▶ **What the task requires**
Leave out the pictures and reproduce all of the data exactly.

======== Data provided ========

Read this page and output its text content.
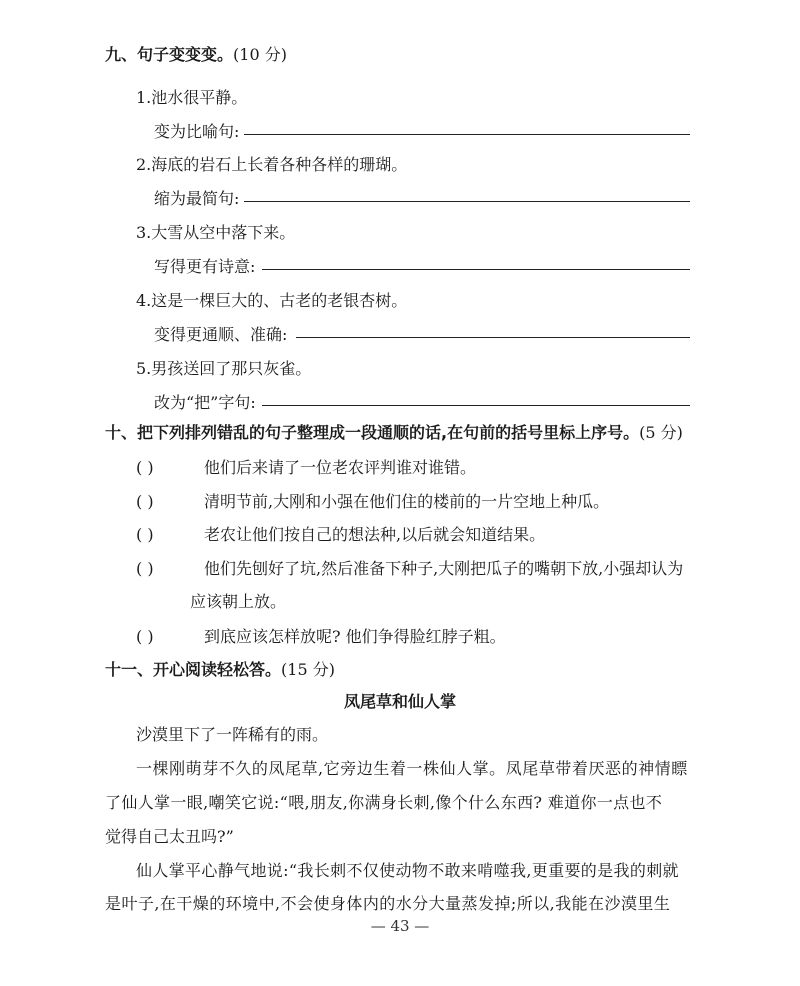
九、句子变变变。(10 分)
1.池水很平静。
变为比喻句:
2.海底的岩石上长着各种各样的珊瑚。
缩为最简句:
3.大雪从空中落下来。
写得更有诗意:
4.这是一棵巨大的、古老的老银杏树。
变得更通顺、准确:
5.男孩送回了那只灰雀。
改为“把”字句:
十、把下列排列错乱的句子整理成一段通顺的话,在句前的括号里标上序号。(5 分)
( )	他们后来请了一位老农评判谁对谁错。
( )	清明节前,大刚和小强在他们住的楼前的一片空地上种瓜。
( )	老农让他们按自己的想法种,以后就会知道结果。
( )	他们先刨好了坑,然后准备下种子,大刚把瓜子的嘴朝下放,小强却认为
应该朝上放。
( )	到底应该怎样放呢? 他们争得脸红脖子粗。
十一、开心阅读轻松答。(15 分)
凤尾草和仙人掌
沙漠里下了一阵稀有的雨。
一棵刚萌芽不久的凤尾草,它旁边生着一株仙人掌。凤尾草带着厌恶的神情瞟
了仙人掌一眼,嘲笑它说:“喂,朋友,你满身长刺,像个什么东西? 难道你一点也不
觉得自己太丑吗?”
仙人掌平心静气地说:“我长刺不仅使动物不敢来啃噬我,更重要的是我的刺就
是叶子,在干燥的环境中,不会使身体内的水分大量蒸发掉;所以,我能在沙漠里生
— 43 —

========

▶ **Result of this exercise**
Read this page and output its text content.
九、句子变变变。(10 分)
1.池水很平静。
变为比喻句:
2.海底的岩石上长着各种各样的珊瑚。
缩为最简句:
3.大雪从空中落下来。
写得更有诗意:
4.这是一棵巨大的、古老的老银杏树。
变得更通顺、准确:
5.男孩送回了那只灰雀。
改为“把”字句:
十、把下列排列错乱的句子整理成一段通顺的话,在句前的括号里标上序号。(5 分)
( )	他们后来请了一位老农评判谁对谁错。
( )	清明节前,大刚和小强在他们住的楼前的一片空地上种瓜。
( )	老农让他们按自己的想法种,以后就会知道结果。
( )	他们先刨好了坑,然后准备下种子,大刚把瓜子的嘴朝下放,小强却认为
应该朝上放。
( )	到底应该怎样放呢? 他们争得脸红脖子粗。
十一、开心阅读轻松答。(15 分)
凤尾草和仙人掌
沙漠里下了一阵稀有的雨。
一棵刚萌芽不久的凤尾草,它旁边生着一株仙人掌。凤尾草带着厌恶的神情瞟
了仙人掌一眼,嘲笑它说:“喂,朋友,你满身长刺,像个什么东西? 难道你一点也不
觉得自己太丑吗?”
仙人掌平心静气地说:“我长刺不仅使动物不敢来啃噬我,更重要的是我的刺就
是叶子,在干燥的环境中,不会使身体内的水分大量蒸发掉;所以,我能在沙漠里生
— 43 —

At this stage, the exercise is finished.